Records:
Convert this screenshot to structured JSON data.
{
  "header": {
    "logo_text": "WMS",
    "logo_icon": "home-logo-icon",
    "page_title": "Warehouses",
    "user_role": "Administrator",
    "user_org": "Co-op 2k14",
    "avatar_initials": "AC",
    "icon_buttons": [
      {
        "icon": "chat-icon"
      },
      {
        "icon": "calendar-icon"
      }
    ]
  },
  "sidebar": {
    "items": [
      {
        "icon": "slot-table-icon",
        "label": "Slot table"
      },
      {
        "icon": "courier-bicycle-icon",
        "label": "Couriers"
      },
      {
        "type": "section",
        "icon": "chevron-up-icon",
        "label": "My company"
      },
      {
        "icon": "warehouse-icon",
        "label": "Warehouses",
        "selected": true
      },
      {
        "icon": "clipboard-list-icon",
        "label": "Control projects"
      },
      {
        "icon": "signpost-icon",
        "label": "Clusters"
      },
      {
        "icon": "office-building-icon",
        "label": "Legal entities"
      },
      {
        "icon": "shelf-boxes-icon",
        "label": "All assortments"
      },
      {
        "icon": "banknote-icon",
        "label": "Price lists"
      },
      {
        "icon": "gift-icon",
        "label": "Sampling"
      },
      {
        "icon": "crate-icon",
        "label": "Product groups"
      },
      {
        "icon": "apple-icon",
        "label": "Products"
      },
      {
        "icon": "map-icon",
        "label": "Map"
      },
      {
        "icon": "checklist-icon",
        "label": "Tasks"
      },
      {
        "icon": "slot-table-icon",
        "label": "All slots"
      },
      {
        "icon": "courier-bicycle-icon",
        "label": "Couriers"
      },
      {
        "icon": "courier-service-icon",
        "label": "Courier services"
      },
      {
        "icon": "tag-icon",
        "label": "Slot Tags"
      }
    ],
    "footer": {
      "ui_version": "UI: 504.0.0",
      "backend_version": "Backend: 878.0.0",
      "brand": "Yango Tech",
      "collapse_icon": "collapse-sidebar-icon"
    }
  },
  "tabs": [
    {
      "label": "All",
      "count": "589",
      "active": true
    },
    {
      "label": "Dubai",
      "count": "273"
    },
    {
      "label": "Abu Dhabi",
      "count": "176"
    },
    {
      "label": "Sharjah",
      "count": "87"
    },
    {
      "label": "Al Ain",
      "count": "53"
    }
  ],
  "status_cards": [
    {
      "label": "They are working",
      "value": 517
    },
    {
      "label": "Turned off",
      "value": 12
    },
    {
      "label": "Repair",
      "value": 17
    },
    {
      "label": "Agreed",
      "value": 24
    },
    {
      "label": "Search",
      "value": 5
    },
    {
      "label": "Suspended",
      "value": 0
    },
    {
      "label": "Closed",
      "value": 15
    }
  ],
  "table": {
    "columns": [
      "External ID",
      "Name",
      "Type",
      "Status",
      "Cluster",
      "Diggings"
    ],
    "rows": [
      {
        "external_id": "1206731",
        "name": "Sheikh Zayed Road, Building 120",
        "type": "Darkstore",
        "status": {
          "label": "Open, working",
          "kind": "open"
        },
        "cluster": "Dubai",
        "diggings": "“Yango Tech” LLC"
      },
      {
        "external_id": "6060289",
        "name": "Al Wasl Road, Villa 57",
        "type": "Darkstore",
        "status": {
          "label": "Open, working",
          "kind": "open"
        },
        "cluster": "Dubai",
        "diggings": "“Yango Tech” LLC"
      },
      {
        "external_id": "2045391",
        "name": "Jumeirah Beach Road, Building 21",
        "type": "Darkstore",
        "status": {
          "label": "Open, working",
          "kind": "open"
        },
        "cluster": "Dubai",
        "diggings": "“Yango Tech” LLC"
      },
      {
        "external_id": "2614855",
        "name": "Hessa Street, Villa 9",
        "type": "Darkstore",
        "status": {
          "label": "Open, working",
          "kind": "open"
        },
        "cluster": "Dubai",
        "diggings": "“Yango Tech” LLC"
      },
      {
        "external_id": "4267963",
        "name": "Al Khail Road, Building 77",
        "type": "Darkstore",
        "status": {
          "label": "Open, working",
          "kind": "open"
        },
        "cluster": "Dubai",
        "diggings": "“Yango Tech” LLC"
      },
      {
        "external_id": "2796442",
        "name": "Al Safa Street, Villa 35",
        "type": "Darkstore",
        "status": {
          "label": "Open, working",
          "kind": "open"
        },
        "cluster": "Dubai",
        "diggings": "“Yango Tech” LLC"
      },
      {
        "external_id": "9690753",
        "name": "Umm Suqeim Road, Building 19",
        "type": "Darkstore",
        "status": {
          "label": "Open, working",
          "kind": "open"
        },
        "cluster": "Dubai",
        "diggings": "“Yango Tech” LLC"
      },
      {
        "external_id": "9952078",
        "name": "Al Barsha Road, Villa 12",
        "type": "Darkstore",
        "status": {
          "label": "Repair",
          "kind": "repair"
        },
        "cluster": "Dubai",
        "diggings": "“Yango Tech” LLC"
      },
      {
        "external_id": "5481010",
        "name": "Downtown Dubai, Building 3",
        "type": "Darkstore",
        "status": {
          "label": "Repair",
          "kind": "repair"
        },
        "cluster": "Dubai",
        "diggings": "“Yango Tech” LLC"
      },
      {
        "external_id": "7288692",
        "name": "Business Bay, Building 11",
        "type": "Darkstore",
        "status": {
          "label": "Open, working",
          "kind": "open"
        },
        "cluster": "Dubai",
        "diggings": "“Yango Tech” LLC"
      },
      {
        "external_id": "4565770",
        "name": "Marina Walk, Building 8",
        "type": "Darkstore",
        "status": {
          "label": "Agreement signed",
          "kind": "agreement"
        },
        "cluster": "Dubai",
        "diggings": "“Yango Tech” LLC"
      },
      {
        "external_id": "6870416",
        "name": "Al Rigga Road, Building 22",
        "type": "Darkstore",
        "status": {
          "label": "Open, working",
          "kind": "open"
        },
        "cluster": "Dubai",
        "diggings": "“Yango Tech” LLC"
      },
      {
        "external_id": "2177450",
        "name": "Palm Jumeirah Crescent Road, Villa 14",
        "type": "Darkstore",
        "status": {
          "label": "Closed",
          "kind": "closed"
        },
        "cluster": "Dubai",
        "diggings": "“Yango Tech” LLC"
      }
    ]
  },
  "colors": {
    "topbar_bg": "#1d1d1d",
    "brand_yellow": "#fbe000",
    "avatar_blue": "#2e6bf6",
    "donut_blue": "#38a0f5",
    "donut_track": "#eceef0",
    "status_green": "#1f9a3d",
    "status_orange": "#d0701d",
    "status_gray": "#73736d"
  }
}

Exercise directions -> In the entries above, find every line holding the word "Road" and copy it out.

Exercise output ->
        "name": "Sheikh Zayed Road, Building 120",
        "name": "Al Wasl Road, Villa 57",
        "name": "Jumeirah Beach Road, Building 21",
        "name": "Al Khail Road, Building 77",
        "name": "Umm Suqeim Road, Building 19",
        "name": "Al Barsha Road, Villa 12",
        "name": "Al Rigga Road, Building 22",
        "name": "Palm Jumeirah Crescent Road, Villa 14",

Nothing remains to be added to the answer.